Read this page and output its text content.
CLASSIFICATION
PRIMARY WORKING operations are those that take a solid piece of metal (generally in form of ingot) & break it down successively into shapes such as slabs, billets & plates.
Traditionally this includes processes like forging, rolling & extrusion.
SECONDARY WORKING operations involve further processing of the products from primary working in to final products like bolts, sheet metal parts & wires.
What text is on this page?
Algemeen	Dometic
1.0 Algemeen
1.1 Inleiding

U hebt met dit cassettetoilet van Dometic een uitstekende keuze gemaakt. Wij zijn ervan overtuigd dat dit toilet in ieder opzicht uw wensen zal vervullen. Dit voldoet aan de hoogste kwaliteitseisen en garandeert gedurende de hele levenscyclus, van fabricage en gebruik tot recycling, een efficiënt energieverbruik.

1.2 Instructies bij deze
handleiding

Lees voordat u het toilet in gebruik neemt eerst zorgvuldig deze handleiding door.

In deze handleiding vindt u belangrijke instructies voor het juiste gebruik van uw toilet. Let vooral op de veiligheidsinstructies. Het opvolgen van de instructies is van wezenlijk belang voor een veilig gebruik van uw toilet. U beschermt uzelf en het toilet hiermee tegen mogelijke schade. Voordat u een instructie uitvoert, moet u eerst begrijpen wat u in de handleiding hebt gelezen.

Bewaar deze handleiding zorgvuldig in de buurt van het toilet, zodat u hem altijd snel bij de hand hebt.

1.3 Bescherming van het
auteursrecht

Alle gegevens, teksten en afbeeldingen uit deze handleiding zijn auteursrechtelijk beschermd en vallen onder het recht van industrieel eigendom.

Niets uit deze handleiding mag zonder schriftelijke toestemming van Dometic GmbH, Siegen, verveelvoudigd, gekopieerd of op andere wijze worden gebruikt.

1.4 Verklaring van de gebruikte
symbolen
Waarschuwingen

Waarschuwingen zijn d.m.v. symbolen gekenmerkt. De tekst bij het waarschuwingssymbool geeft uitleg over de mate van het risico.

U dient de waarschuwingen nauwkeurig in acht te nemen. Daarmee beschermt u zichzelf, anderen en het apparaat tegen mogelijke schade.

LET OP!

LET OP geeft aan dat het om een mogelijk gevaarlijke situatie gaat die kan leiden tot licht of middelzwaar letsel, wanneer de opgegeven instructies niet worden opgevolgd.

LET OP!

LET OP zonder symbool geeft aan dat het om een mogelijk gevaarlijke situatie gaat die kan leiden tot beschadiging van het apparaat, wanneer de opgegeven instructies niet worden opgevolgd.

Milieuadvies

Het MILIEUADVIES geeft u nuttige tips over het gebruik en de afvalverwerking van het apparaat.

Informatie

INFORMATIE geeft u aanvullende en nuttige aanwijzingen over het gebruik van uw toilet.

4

- - - - - - -

**Required task**
Pick out all lines containing the string "geeft".

**Right answer**
Waarschuwingen zijn d.m.v. symbolen gekenmerkt. De tekst bij het waarschuwingssymbool geeft uitleg over de mate van het risico.
LET OP geeft aan dat het om een mogelijk gevaarlijke situatie gaat die kan leiden tot licht of middelzwaar letsel, wanneer de opgegeven instructies niet worden opgevolgd.
LET OP zonder symbool geeft aan dat het om een mogelijk gevaarlijke situatie gaat die kan leiden tot beschadiging van het apparaat, wanneer de opgegeven instructies niet worden opgevolgd.
Het MILIEUADVIES geeft u nuttige tips over het gebruik en de afvalverwerking van het apparaat.
INFORMATIE geeft u aanvullende en nuttige aanwijzingen over het gebruik van uw toilet.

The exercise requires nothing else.